━━ Source data ━━
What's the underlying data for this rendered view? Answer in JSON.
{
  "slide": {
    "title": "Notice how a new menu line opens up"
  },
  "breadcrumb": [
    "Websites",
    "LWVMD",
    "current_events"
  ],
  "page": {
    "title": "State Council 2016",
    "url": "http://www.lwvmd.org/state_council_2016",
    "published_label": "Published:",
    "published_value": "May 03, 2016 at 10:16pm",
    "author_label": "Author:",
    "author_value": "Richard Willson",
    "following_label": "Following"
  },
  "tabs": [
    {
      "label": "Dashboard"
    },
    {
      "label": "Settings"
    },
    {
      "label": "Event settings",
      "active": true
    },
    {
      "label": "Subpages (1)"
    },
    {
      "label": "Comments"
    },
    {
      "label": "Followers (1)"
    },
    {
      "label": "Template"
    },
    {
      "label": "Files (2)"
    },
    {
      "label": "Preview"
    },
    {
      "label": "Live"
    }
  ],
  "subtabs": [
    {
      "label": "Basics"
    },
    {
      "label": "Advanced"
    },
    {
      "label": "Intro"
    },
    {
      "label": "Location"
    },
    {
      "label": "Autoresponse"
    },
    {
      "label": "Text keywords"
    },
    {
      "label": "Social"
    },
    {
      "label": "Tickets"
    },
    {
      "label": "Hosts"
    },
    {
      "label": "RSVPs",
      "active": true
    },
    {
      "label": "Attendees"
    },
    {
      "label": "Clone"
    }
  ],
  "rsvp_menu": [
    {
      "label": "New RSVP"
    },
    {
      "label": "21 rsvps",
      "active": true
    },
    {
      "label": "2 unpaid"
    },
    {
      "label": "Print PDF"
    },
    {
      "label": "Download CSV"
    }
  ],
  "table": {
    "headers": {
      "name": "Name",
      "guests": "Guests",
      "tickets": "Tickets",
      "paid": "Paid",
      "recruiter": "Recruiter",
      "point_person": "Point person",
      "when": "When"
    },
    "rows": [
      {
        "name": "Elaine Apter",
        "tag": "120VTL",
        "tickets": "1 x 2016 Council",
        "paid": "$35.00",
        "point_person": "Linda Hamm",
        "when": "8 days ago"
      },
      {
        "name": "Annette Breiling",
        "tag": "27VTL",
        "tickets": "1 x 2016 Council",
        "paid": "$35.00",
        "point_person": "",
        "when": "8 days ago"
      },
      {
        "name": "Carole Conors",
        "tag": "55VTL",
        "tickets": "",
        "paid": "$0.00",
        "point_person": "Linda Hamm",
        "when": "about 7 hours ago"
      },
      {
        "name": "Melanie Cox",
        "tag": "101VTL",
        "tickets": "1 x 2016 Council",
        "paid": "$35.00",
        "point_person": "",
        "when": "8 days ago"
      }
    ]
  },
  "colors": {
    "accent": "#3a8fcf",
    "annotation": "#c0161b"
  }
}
━━━
# What to do
Restate all of the entries above precisely.

# Response below
What's the underlying data for this rendered view? Answer in JSON.
{
  "slide": {
    "title": "Notice how a new menu line opens up"
  },
  "breadcrumb": [
    "Websites",
    "LWVMD",
    "current_events"
  ],
  "page": {
    "title": "State Council 2016",
    "url": "http://www.lwvmd.org/state_council_2016",
    "published_label": "Published:",
    "published_value": "May 03, 2016 at 10:16pm",
    "author_label": "Author:",
    "author_value": "Richard Willson",
    "following_label": "Following"
  },
  "tabs": [
    {
      "label": "Dashboard"
    },
    {
      "label": "Settings"
    },
    {
      "label": "Event settings",
      "active": true
    },
    {
      "label": "Subpages (1)"
    },
    {
      "label": "Comments"
    },
    {
      "label": "Followers (1)"
    },
    {
      "label": "Template"
    },
    {
      "label": "Files (2)"
    },
    {
      "label": "Preview"
    },
    {
      "label": "Live"
    }
  ],
  "subtabs": [
    {
      "label": "Basics"
    },
    {
      "label": "Advanced"
    },
    {
      "label": "Intro"
    },
    {
      "label": "Location"
    },
    {
      "label": "Autoresponse"
    },
    {
      "label": "Text keywords"
    },
    {
      "label": "Social"
    },
    {
      "label": "Tickets"
    },
    {
      "label": "Hosts"
    },
    {
      "label": "RSVPs",
      "active": true
    },
    {
      "label": "Attendees"
    },
    {
      "label": "Clone"
    }
  ],
  "rsvp_menu": [
    {
      "label": "New RSVP"
    },
    {
      "label": "21 rsvps",
      "active": true
    },
    {
      "label": "2 unpaid"
    },
    {
      "label": "Print PDF"
    },
    {
      "label": "Download CSV"
    }
  ],
  "table": {
    "headers": {
      "name": "Name",
      "guests": "Guests",
      "tickets": "Tickets",
      "paid": "Paid",
      "recruiter": "Recruiter",
      "point_person": "Point person",
      "when": "When"
    },
    "rows": [
      {
        "name": "Elaine Apter",
        "tag": "120VTL",
        "tickets": "1 x 2016 Council",
        "paid": "$35.00",
        "point_person": "Linda Hamm",
        "when": "8 days ago"
      },
      {
        "name": "Annette Breiling",
        "tag": "27VTL",
        "tickets": "1 x 2016 Council",
        "paid": "$35.00",
        "point_person": "",
        "when": "8 days ago"
      },
      {
        "name": "Carole Conors",
        "tag": "55VTL",
        "tickets": "",
        "paid": "$0.00",
        "point_person": "Linda Hamm",
        "when": "about 7 hours ago"
      },
      {
        "name": "Melanie Cox",
        "tag": "101VTL",
        "tickets": "1 x 2016 Council",
        "paid": "$35.00",
        "point_person": "",
        "when": "8 days ago"
      }
    ]
  },
  "colors": {
    "accent": "#3a8fcf",
    "annotation": "#c0161b"
  }
}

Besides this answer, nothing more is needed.